Given request ▸ Search the material below for the word "Extract" and copy every line in which it occurs.

-- start Data excerpts --

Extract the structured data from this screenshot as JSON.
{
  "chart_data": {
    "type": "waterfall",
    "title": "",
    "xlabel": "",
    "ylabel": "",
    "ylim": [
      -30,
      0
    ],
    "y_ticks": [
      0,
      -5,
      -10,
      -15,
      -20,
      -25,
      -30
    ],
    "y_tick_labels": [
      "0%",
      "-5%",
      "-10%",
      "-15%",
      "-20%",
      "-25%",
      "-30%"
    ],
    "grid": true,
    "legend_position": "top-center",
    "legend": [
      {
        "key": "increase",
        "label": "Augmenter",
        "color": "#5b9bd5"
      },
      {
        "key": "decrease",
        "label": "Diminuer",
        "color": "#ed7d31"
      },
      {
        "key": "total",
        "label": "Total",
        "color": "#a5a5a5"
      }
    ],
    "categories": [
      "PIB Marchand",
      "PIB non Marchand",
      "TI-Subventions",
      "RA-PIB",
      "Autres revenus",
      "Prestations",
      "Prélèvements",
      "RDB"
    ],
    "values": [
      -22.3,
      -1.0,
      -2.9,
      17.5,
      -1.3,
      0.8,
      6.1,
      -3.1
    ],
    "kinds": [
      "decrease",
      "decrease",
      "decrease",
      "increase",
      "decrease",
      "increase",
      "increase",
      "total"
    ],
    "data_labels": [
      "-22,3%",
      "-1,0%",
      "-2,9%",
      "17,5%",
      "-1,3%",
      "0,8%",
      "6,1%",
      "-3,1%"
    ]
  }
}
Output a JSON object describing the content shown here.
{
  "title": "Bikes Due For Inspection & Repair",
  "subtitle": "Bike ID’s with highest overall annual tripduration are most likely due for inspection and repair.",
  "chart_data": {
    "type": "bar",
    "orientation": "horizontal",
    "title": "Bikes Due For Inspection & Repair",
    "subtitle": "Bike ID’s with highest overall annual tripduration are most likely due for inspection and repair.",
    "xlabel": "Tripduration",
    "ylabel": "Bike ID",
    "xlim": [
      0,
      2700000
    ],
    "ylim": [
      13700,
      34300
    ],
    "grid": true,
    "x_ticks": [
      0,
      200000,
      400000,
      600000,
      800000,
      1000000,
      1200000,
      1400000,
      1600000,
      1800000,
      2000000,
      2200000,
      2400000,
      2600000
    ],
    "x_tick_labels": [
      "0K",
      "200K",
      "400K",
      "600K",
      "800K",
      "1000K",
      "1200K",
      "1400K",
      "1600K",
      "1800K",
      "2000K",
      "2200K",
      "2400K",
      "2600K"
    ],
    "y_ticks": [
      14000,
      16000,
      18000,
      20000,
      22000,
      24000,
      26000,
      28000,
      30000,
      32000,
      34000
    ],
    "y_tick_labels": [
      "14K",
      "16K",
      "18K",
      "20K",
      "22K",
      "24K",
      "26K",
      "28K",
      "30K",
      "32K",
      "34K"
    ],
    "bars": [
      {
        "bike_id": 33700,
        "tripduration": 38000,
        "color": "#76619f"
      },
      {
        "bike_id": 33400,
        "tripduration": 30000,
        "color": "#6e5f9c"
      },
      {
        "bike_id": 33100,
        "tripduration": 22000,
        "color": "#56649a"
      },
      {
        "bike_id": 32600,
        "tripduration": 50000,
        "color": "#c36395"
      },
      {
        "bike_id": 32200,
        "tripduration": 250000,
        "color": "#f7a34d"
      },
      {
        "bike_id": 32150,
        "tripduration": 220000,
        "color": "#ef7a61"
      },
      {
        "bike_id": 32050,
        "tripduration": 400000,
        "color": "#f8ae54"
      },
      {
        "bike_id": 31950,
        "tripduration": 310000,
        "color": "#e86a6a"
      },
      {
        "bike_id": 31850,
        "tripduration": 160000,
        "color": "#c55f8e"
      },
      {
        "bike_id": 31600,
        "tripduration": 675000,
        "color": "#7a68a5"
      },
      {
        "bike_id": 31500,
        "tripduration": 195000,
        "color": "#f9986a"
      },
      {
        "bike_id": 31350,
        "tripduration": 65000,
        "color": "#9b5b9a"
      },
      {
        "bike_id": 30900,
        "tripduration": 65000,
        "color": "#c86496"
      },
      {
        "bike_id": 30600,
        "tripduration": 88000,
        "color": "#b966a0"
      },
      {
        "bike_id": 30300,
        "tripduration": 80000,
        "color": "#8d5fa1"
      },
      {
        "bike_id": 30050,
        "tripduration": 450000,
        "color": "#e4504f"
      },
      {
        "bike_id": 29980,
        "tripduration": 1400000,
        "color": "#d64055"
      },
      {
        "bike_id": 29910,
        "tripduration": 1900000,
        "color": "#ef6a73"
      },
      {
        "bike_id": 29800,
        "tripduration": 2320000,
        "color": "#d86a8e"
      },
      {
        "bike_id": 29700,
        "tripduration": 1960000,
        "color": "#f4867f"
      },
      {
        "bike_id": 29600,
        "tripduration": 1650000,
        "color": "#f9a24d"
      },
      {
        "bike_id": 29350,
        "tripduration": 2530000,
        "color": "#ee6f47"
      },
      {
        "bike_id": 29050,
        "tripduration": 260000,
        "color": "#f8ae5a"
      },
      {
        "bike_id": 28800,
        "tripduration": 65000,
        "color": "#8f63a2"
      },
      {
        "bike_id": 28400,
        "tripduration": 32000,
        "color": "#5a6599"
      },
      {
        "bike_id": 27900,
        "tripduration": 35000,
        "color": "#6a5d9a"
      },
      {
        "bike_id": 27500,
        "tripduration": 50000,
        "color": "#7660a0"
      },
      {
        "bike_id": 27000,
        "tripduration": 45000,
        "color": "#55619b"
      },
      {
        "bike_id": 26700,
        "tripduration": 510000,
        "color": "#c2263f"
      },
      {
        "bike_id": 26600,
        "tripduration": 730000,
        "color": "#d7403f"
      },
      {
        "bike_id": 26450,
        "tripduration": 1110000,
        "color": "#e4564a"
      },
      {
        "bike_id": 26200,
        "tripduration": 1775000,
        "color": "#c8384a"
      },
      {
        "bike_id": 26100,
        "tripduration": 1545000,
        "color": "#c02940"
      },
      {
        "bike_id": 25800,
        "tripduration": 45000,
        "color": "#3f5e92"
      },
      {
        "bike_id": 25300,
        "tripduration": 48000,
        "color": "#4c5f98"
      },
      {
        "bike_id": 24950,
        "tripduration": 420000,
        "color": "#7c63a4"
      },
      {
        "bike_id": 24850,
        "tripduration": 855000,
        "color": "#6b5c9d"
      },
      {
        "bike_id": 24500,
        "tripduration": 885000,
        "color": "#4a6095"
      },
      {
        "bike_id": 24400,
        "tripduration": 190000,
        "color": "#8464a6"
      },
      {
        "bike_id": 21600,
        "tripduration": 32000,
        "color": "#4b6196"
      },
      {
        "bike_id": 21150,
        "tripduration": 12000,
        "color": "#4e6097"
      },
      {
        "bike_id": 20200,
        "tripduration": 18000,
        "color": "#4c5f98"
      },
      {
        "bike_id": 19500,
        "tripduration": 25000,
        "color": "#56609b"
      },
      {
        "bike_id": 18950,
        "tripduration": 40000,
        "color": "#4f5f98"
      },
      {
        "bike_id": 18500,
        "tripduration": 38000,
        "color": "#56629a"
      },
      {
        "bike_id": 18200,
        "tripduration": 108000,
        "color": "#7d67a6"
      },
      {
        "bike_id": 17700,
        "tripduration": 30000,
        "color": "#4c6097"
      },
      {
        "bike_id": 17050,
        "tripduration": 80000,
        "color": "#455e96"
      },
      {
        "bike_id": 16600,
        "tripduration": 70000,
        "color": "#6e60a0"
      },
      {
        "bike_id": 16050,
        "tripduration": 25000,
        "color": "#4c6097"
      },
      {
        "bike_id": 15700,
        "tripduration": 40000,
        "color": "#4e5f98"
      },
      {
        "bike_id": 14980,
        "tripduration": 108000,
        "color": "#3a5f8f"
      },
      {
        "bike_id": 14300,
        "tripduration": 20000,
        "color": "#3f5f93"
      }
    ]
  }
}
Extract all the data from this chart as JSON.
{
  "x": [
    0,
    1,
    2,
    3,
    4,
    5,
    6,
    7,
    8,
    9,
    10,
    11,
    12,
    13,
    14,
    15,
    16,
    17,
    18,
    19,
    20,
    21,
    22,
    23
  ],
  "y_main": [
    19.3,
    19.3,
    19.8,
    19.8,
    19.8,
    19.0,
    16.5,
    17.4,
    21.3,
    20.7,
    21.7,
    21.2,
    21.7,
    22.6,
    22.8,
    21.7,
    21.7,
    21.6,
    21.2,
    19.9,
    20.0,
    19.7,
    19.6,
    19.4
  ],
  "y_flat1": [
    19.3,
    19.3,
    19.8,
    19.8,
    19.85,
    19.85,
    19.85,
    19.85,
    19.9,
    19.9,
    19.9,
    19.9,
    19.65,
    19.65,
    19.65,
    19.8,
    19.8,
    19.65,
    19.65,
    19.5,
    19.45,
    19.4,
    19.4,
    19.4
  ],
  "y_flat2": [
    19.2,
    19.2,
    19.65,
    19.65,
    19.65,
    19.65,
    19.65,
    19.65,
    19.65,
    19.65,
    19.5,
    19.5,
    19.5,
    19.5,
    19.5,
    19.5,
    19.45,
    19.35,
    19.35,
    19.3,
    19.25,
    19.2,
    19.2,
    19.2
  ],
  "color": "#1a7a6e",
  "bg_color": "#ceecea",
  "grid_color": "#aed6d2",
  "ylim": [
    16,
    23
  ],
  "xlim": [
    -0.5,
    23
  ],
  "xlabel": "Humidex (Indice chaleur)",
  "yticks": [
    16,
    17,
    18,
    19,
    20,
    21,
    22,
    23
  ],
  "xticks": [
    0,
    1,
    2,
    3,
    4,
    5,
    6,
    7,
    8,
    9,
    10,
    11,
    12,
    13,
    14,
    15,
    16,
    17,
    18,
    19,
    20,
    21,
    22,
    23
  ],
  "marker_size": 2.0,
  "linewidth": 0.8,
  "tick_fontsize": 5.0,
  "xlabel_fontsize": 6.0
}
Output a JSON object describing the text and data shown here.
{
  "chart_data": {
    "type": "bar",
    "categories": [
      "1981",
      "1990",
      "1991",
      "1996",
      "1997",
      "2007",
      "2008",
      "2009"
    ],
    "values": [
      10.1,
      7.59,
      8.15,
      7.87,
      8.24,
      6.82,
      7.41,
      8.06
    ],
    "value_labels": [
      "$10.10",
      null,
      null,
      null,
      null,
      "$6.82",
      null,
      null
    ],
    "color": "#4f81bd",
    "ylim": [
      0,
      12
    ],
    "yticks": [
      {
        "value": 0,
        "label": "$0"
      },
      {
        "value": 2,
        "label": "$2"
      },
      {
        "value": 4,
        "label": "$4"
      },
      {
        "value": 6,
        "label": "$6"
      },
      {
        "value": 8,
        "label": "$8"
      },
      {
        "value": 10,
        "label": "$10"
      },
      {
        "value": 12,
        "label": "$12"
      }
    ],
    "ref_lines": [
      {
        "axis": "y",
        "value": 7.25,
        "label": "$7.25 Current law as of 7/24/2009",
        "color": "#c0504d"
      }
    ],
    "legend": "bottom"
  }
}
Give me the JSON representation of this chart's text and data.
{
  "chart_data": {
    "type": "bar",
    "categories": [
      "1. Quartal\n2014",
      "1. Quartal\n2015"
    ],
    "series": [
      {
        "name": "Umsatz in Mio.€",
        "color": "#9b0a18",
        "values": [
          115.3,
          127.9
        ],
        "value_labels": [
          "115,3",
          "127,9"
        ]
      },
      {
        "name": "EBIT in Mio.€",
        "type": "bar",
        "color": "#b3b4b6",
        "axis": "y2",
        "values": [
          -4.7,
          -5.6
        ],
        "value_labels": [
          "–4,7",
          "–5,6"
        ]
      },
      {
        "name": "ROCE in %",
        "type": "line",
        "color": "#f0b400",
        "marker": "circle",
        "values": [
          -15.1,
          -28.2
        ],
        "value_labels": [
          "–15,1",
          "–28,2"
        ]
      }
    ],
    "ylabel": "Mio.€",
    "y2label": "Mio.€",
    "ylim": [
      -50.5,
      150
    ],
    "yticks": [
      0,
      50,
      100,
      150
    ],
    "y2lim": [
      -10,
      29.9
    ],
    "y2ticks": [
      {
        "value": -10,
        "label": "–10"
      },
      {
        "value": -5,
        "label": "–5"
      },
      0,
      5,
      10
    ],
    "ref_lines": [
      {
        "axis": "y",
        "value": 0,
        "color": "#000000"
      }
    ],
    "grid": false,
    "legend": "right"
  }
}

-- end Data excerpts --

Answer for the task ▸
Extract the structured data from this screenshot as JSON.
Extract all the data from this chart as JSON.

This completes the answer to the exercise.